Since 2010 there has been a noticeable change in the types of surveillance devices that are being used in both commercial and government settings. Also, the way in which Video, Audio and Data product is transported to an eavesdropper or attacker has also evolved.
In addition to cellular surveillance techniques and devices, we have also seen a large increase in devices and surveillance attacks that use other wireless protocols. A new generation of Bluetooth devices has been developed. The use of this technology is especially suited to vehicle surveillance and tracking.
Wi-Fi devices that use the current and emerging Wi-Fi standards are also extremely popular as they give infinite range and are hard to detect amongst the many hundreds of Wi-Fi devices in a typical urban landscape. A quick search online yields many different types of devices and vendors selling a wide range of Audio, Video and Data surveillance devices all that use Wi-Fi and cellular as the main transmission medium for the surveillance product.
Manufacturers of surveillance devices whether they are at the lower end of the market, (the commercially available devices manufactured in the far east), the high end equipment manufacturers or bespoke systems made by governments. These devices will nearly all utilise the anonymous high speed global cellular, Wi-Fi and Internet services that are available.
In fact, whereas a few years ago radio bugs were still quite easy to purchase we have now found they are hard to source, as no one is buying them and very few companies are manufacturing them.

◆ Given data:
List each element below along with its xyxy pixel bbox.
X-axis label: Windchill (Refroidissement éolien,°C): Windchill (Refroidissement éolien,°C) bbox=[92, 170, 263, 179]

◆ What you will do:
A - In the surveillance passage, which technology is described as especially suited to vehicle surveillance and tracking?
B - List the three kinds of surveillance product that the surveillance passage names.
C - Please set down, word for word, the part of the surveillance passage that opens with the words containing "Manufacturers of surveillance" and closes with "that are available.".

◆ Per-task outputs:
A - Bluetooth

B - Video, Audio, Data

C -
Manufacturers of surveillance devices whether they are at the lower end of the market, (the commercially available devices manufactured in the far east), the high end equipment manufacturers or bespoke systems made by governments. These devices will nearly all utilise the anonymous high speed global cellular, Wi-Fi and Internet services that are available.